* BEGIN SUPPLIED DATA *
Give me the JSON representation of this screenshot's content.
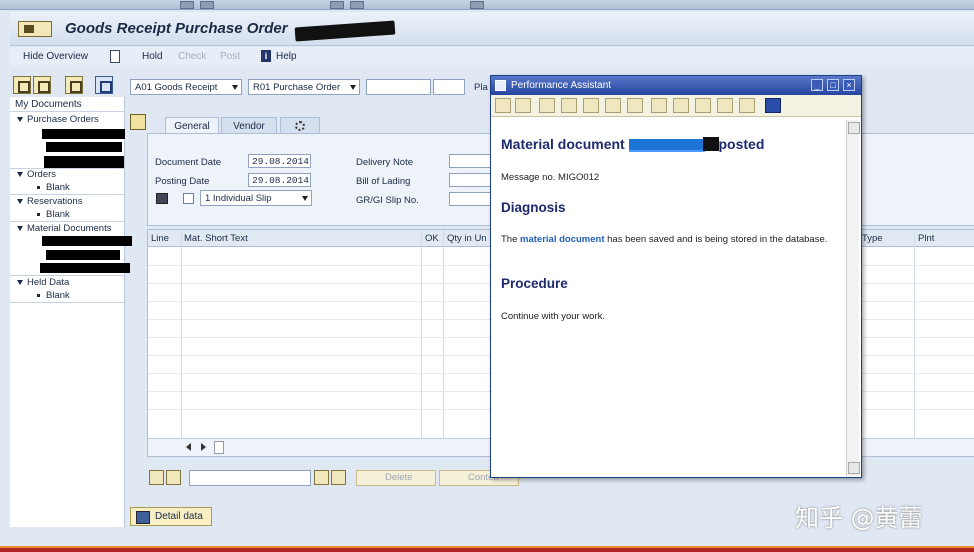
{
  "window": {
    "title": "Goods Receipt Purchase Order"
  },
  "toolbar": {
    "hide_overview": "Hide Overview",
    "hold": "Hold",
    "check": "Check",
    "post": "Post",
    "help": "Help",
    "help_icon_glyph": "i"
  },
  "tree": {
    "header": "My Documents",
    "purchase_orders": "Purchase Orders",
    "orders": "Orders",
    "orders_blank": "Blank",
    "reservations": "Reservations",
    "reservations_blank": "Blank",
    "material_documents": "Material Documents",
    "held_data": "Held Data",
    "held_blank": "Blank"
  },
  "header": {
    "action": "A01 Goods Receipt",
    "reference": "R01 Purchase Order",
    "plant_label": "Pla"
  },
  "tabs": {
    "general": "General",
    "vendor": "Vendor"
  },
  "general": {
    "document_date_label": "Document Date",
    "document_date": "29.08.2014",
    "posting_date_label": "Posting Date",
    "posting_date": "29.08.2014",
    "slip_option": "1 Individual Slip",
    "delivery_note_label": "Delivery Note",
    "bill_of_lading_label": "Bill of Lading",
    "slip_no_label": "GR/GI Slip No."
  },
  "grid": {
    "columns": [
      "Line",
      "Mat. Short Text",
      "OK",
      "Qty in Un",
      "Type",
      "Plnt"
    ]
  },
  "bottom": {
    "delete": "Delete",
    "contents": "Conten",
    "detail_data": "Detail data"
  },
  "popup": {
    "title": "Performance Assistant",
    "heading_prefix": "Material document",
    "heading_suffix": "posted",
    "message": "Message no. MIGO012",
    "diagnosis_title": "Diagnosis",
    "diagnosis_pre": "The",
    "diagnosis_link": "material document",
    "diagnosis_post": "has been saved and is being stored in the database.",
    "procedure_title": "Procedure",
    "procedure_text": "Continue with your work."
  },
  "watermark": "知乎 @黄蕾",
  "colors": {
    "title_bar_blue": "#2745a0",
    "link_blue": "#1f5fb8",
    "heading_navy": "#1e2a6e",
    "status_red": "#b32222"
  }
}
* END SUPPLIED DATA *
INSTRUCTION: Copy the data word for word. Pictures do not go in the copy.

ANSWER FOR THE TASK:
Give me the JSON representation of this screenshot's content.
{
  "window": {
    "title": "Goods Receipt Purchase Order"
  },
  "toolbar": {
    "hide_overview": "Hide Overview",
    "hold": "Hold",
    "check": "Check",
    "post": "Post",
    "help": "Help",
    "help_icon_glyph": "i"
  },
  "tree": {
    "header": "My Documents",
    "purchase_orders": "Purchase Orders",
    "orders": "Orders",
    "orders_blank": "Blank",
    "reservations": "Reservations",
    "reservations_blank": "Blank",
    "material_documents": "Material Documents",
    "held_data": "Held Data",
    "held_blank": "Blank"
  },
  "header": {
    "action": "A01 Goods Receipt",
    "reference": "R01 Purchase Order",
    "plant_label": "Pla"
  },
  "tabs": {
    "general": "General",
    "vendor": "Vendor"
  },
  "general": {
    "document_date_label": "Document Date",
    "document_date": "29.08.2014",
    "posting_date_label": "Posting Date",
    "posting_date": "29.08.2014",
    "slip_option": "1 Individual Slip",
    "delivery_note_label": "Delivery Note",
    "bill_of_lading_label": "Bill of Lading",
    "slip_no_label": "GR/GI Slip No."
  },
  "grid": {
    "columns": [
      "Line",
      "Mat. Short Text",
      "OK",
      "Qty in Un",
      "Type",
      "Plnt"
    ]
  },
  "bottom": {
    "delete": "Delete",
    "contents": "Conten",
    "detail_data": "Detail data"
  },
  "popup": {
    "title": "Performance Assistant",
    "heading_prefix": "Material document",
    "heading_suffix": "posted",
    "message": "Message no. MIGO012",
    "diagnosis_title": "Diagnosis",
    "diagnosis_pre": "The",
    "diagnosis_link": "material document",
    "diagnosis_post": "has been saved and is being stored in the database.",
    "procedure_title": "Procedure",
    "procedure_text": "Continue with your work."
  },
  "watermark": "知乎 @黄蕾",
  "colors": {
    "title_bar_blue": "#2745a0",
    "link_blue": "#1f5fb8",
    "heading_navy": "#1e2a6e",
    "status_red": "#b32222"
  }
}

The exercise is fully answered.